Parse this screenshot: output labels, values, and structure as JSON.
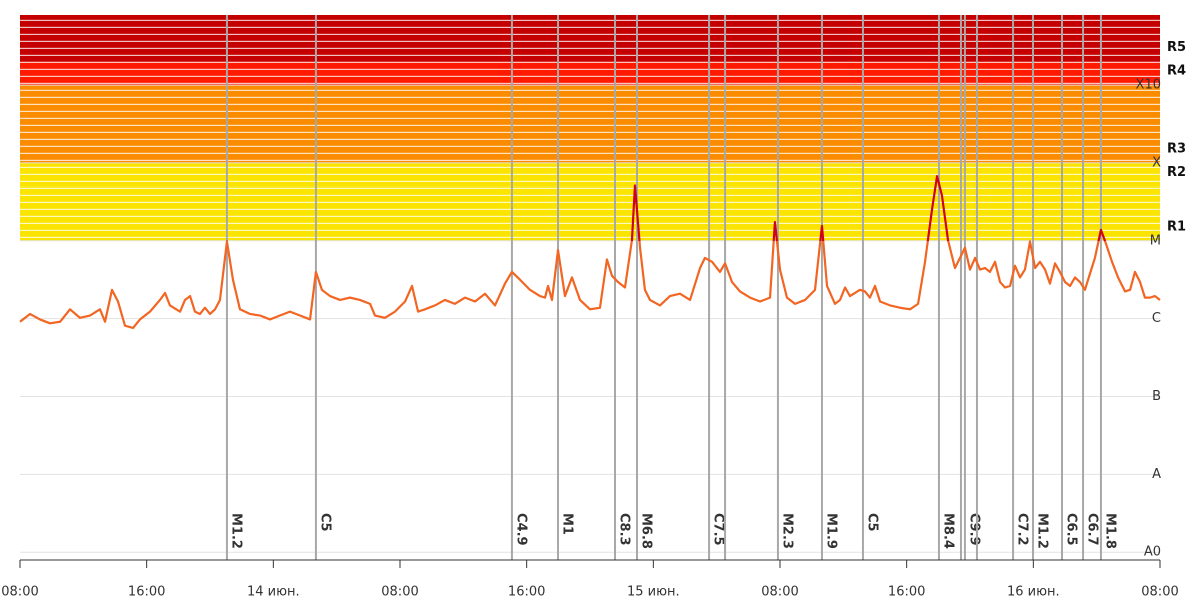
{
  "chart_data": {
    "type": "line",
    "xlim": [
      0,
      72
    ],
    "xticks": [
      {
        "value": 0,
        "label": "08:00"
      },
      {
        "value": 8,
        "label": "16:00"
      },
      {
        "value": 16,
        "label": "14 июн."
      },
      {
        "value": 24,
        "label": "08:00"
      },
      {
        "value": 32,
        "label": "16:00"
      },
      {
        "value": 40,
        "label": "15 июн."
      },
      {
        "value": 48,
        "label": "08:00"
      },
      {
        "value": 56,
        "label": "16:00"
      },
      {
        "value": 64,
        "label": "16 июн."
      },
      {
        "value": 72,
        "label": "08:00"
      }
    ],
    "ylim": [
      -9.1,
      -2.1
    ],
    "yticks": [
      {
        "value": -9,
        "label": "A0"
      },
      {
        "value": -8,
        "label": "A"
      },
      {
        "value": -7,
        "label": "B"
      },
      {
        "value": -6,
        "label": "C"
      },
      {
        "value": -5,
        "label": "M"
      },
      {
        "value": -4,
        "label": "X"
      },
      {
        "value": -3,
        "label": "X10"
      }
    ],
    "grid": true,
    "bands": [
      {
        "label": "R1",
        "from": -5,
        "to": -4.3,
        "color": "#fbe500"
      },
      {
        "label": "R2",
        "from": -4.3,
        "to": -4,
        "color": "#fbe500"
      },
      {
        "label": "R3",
        "from": -4,
        "to": -3,
        "color": "#fb8c00"
      },
      {
        "label": "R4",
        "from": -3,
        "to": -2.7,
        "color": "#ff1a00"
      },
      {
        "label": "R5",
        "from": -2.7,
        "to": -2.1,
        "color": "#c40000"
      }
    ],
    "color": "#f26522",
    "alert_level": -5,
    "alert_color": "#d0021b",
    "x": [
      0,
      0.63,
      1.26,
      1.89,
      2.53,
      3.16,
      3.79,
      4.42,
      5.05,
      5.37,
      5.81,
      6.19,
      6.63,
      7.14,
      7.58,
      8.21,
      8.84,
      9.16,
      9.47,
      10.11,
      10.42,
      10.74,
      11.05,
      11.37,
      11.68,
      12.0,
      12.32,
      12.63,
      13.07,
      13.45,
      13.89,
      14.53,
      15.16,
      15.79,
      16.42,
      17.05,
      17.68,
      18.32,
      18.69,
      19.07,
      19.58,
      20.21,
      20.84,
      21.47,
      22.11,
      22.42,
      23.05,
      23.68,
      24.32,
      24.76,
      25.14,
      25.58,
      26.21,
      26.84,
      27.47,
      28.11,
      28.74,
      29.37,
      30.0,
      30.63,
      31.07,
      31.58,
      32.21,
      32.84,
      33.16,
      33.35,
      33.6,
      33.98,
      34.42,
      34.86,
      35.37,
      36.0,
      36.63,
      37.07,
      37.39,
      37.77,
      38.21,
      38.65,
      38.84,
      39.16,
      39.47,
      39.79,
      40.42,
      41.05,
      41.68,
      42.32,
      42.95,
      43.26,
      43.71,
      44.21,
      44.53,
      44.97,
      45.47,
      46.11,
      46.74,
      47.37,
      47.68,
      48.0,
      48.44,
      48.95,
      49.58,
      50.21,
      50.65,
      50.97,
      51.47,
      51.79,
      52.11,
      52.42,
      53.05,
      53.37,
      53.68,
      54.0,
      54.32,
      54.95,
      55.58,
      56.21,
      56.72,
      57.16,
      57.6,
      57.92,
      58.23,
      58.61,
      59.05,
      59.37,
      59.68,
      60.0,
      60.32,
      60.63,
      60.95,
      61.26,
      61.58,
      61.9,
      62.21,
      62.53,
      62.84,
      63.16,
      63.47,
      63.79,
      64.11,
      64.42,
      64.74,
      65.05,
      65.37,
      65.68,
      66.0,
      66.32,
      66.63,
      66.95,
      67.26,
      67.58,
      67.89,
      68.27,
      68.59,
      68.97,
      69.35,
      69.79,
      70.11,
      70.42,
      70.74,
      71.05,
      71.37,
      71.68,
      72.0
    ],
    "values": [
      -6.04,
      -5.94,
      -6.01,
      -6.06,
      -6.04,
      -5.88,
      -5.99,
      -5.96,
      -5.88,
      -6.04,
      -5.63,
      -5.78,
      -6.09,
      -6.12,
      -6.01,
      -5.91,
      -5.76,
      -5.67,
      -5.83,
      -5.91,
      -5.76,
      -5.71,
      -5.91,
      -5.94,
      -5.86,
      -5.94,
      -5.88,
      -5.76,
      -5.01,
      -5.5,
      -5.88,
      -5.94,
      -5.96,
      -6.01,
      -5.96,
      -5.91,
      -5.96,
      -6.01,
      -5.4,
      -5.63,
      -5.71,
      -5.76,
      -5.73,
      -5.76,
      -5.81,
      -5.96,
      -5.99,
      -5.91,
      -5.78,
      -5.58,
      -5.91,
      -5.88,
      -5.83,
      -5.76,
      -5.81,
      -5.73,
      -5.78,
      -5.68,
      -5.83,
      -5.55,
      -5.4,
      -5.5,
      -5.63,
      -5.71,
      -5.73,
      -5.58,
      -5.76,
      -5.12,
      -5.71,
      -5.47,
      -5.76,
      -5.88,
      -5.86,
      -5.24,
      -5.45,
      -5.53,
      -5.6,
      -4.99,
      -4.29,
      -5.09,
      -5.63,
      -5.76,
      -5.83,
      -5.71,
      -5.68,
      -5.76,
      -5.35,
      -5.22,
      -5.27,
      -5.4,
      -5.29,
      -5.53,
      -5.65,
      -5.73,
      -5.78,
      -5.73,
      -4.76,
      -5.37,
      -5.73,
      -5.81,
      -5.76,
      -5.63,
      -4.81,
      -5.58,
      -5.81,
      -5.76,
      -5.6,
      -5.71,
      -5.63,
      -5.65,
      -5.73,
      -5.58,
      -5.78,
      -5.83,
      -5.86,
      -5.88,
      -5.81,
      -5.27,
      -4.6,
      -4.17,
      -4.42,
      -4.99,
      -5.35,
      -5.22,
      -5.09,
      -5.37,
      -5.22,
      -5.37,
      -5.35,
      -5.4,
      -5.27,
      -5.53,
      -5.6,
      -5.58,
      -5.32,
      -5.47,
      -5.37,
      -5.01,
      -5.35,
      -5.27,
      -5.37,
      -5.55,
      -5.29,
      -5.4,
      -5.53,
      -5.58,
      -5.47,
      -5.53,
      -5.63,
      -5.42,
      -5.22,
      -4.86,
      -5.04,
      -5.27,
      -5.47,
      -5.65,
      -5.63,
      -5.4,
      -5.53,
      -5.73,
      -5.73,
      -5.71,
      -5.76
    ],
    "events": {
      "x": [
        13.07,
        18.69,
        31.07,
        33.98,
        37.58,
        38.97,
        43.52,
        44.53,
        47.87,
        50.65,
        53.24,
        58.04,
        59.43,
        59.68,
        60.44,
        62.72,
        63.98,
        65.81,
        67.14,
        68.27
      ],
      "labels": [
        "M1.2",
        "C5",
        "C4.9",
        "M1",
        "C8.3",
        "M6.8",
        "C7.5",
        null,
        "M2.3",
        "M1.9",
        "C5",
        "M8.4",
        null,
        "C9.9",
        null,
        "C7.2",
        "M1.2",
        "C6.5",
        "C6.7",
        "M1.8"
      ],
      "line_color": "#a8a8a8",
      "label_colors": {
        "C": "#f0a30a",
        "M": "#d9342b"
      }
    }
  }
}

» **Exercise details**: From the data, list each line in which the string "labels" appears.

» **Problem solution**:
Parse this screenshot: output labels, values, and structure as JSON.
      "labels": [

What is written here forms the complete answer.